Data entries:
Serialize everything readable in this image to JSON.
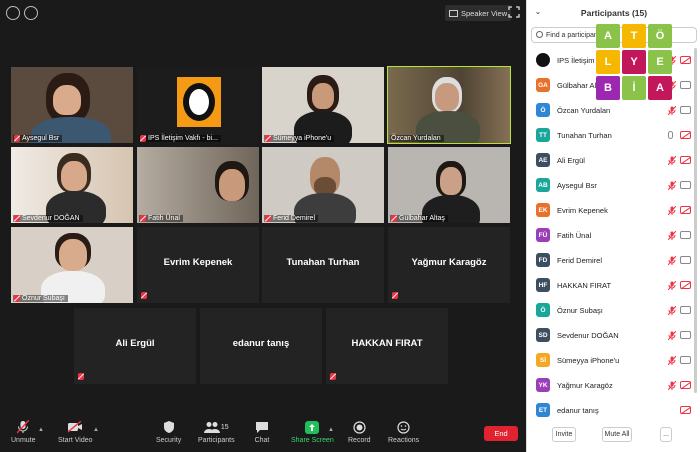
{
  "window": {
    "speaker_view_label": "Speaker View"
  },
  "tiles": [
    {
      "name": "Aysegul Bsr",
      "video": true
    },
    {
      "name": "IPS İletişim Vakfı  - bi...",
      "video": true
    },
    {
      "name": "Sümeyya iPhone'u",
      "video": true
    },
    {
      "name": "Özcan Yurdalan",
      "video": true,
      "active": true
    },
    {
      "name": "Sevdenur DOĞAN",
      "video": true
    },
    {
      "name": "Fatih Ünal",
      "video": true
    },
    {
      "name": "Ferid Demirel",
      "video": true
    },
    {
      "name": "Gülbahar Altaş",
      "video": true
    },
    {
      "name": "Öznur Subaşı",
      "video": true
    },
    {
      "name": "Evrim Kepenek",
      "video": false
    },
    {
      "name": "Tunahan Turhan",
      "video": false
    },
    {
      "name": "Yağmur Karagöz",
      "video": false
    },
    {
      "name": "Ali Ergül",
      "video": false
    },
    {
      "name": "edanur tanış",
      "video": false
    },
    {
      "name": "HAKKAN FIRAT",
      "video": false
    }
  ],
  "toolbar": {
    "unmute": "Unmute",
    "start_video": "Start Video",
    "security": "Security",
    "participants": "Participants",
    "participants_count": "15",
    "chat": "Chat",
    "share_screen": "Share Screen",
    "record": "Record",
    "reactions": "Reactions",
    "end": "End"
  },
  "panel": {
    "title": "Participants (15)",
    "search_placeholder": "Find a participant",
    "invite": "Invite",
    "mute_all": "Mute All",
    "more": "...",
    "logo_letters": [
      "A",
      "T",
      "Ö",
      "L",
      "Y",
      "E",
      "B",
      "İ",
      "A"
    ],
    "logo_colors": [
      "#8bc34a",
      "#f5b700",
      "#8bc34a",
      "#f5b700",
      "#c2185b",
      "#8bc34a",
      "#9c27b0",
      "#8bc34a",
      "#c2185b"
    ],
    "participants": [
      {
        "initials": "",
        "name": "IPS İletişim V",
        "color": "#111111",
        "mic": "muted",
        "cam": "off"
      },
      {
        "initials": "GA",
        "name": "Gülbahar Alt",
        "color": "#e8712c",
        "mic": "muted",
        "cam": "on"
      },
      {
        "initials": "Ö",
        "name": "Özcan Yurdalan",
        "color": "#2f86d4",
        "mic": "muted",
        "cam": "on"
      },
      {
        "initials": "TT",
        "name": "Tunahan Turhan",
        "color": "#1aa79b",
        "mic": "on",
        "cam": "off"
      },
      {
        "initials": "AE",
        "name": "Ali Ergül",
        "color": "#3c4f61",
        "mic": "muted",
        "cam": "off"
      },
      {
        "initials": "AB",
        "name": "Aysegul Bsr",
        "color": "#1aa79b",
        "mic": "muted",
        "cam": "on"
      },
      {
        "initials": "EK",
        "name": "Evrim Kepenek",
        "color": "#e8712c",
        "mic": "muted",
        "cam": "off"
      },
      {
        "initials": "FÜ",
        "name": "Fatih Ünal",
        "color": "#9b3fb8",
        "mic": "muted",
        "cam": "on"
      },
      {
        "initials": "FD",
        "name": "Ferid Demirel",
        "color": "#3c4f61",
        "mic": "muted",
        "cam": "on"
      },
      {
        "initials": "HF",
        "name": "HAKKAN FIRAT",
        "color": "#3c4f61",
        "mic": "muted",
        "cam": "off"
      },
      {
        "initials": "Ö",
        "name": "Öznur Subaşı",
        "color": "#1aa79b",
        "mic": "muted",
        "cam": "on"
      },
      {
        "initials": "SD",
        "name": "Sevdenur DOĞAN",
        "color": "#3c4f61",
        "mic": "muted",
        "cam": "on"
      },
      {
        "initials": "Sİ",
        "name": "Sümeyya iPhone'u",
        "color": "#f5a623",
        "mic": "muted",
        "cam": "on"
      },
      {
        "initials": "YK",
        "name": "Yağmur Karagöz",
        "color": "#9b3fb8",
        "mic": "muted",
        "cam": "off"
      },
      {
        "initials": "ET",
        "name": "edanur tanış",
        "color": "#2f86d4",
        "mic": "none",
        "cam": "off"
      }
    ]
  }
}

* * *

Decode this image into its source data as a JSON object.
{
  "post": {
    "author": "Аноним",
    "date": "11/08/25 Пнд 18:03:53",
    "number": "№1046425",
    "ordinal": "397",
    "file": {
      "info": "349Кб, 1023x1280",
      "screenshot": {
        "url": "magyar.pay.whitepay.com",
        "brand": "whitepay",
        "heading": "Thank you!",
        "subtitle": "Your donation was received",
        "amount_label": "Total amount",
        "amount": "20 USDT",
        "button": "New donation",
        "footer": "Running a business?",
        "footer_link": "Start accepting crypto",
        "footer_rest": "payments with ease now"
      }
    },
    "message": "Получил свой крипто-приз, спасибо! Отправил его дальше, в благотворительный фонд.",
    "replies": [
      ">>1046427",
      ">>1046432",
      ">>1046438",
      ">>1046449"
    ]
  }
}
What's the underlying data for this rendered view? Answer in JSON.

* * *

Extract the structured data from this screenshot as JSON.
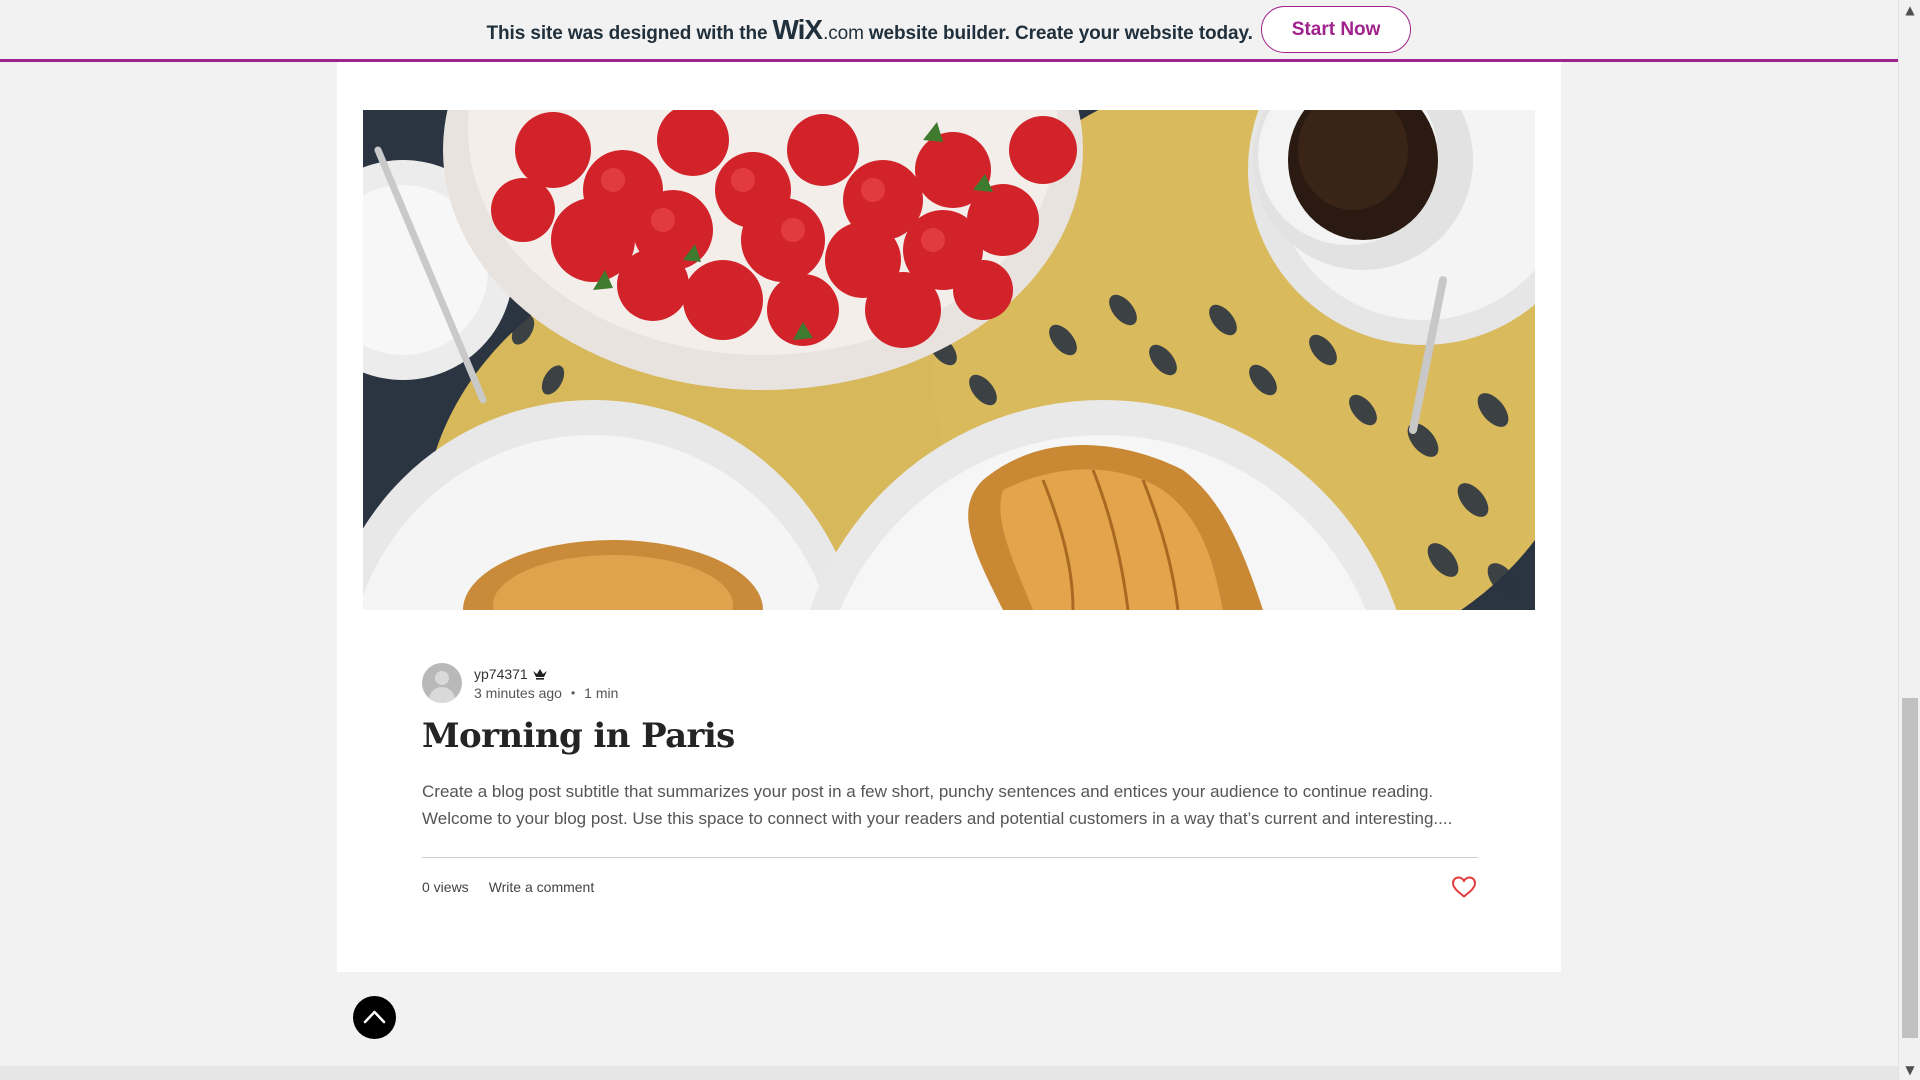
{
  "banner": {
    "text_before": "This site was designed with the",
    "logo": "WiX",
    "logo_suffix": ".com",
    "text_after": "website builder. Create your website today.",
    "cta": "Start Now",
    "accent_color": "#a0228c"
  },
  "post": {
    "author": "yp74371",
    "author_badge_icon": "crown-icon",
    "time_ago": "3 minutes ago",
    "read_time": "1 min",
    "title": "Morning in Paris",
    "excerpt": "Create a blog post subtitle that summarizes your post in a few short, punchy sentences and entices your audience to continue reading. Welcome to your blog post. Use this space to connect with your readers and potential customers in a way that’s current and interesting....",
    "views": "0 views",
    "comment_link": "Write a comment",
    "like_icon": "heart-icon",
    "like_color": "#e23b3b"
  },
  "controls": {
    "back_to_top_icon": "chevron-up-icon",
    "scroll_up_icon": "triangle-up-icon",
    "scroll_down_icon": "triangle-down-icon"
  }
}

_Work required_:
Extract and reproduce exactly the lines opening with the line containing "Decode this image" and closing with the line containing "What's the underlying", inclusive.

_Reply_:
Decode this image into its source data as a JSON object.
{
  "post": {
    "author": "Аноним",
    "date": "11/08/25 Пнд 18:03:53",
    "number": "№1046425",
    "ordinal": "397",
    "file": {
      "info": "349Кб, 1023x1280",
      "screenshot": {
        "url": "magyar.pay.whitepay.com",
        "brand": "whitepay",
        "heading": "Thank you!",
        "subtitle": "Your donation was received",
        "amount_label": "Total amount",
        "amount": "20 USDT",
        "button": "New donation",
        "footer": "Running a business?",
        "footer_link": "Start accepting crypto",
        "footer_rest": "payments with ease now"
      }
    },
    "message": "Получил свой крипто-приз, спасибо! Отправил его дальше, в благотворительный фонд.",
    "replies": [
      ">>1046427",
      ">>1046432",
      ">>1046438",
      ">>1046449"
    ]
  }
}
What's the underlying data for this rendered view? Answer in JSON.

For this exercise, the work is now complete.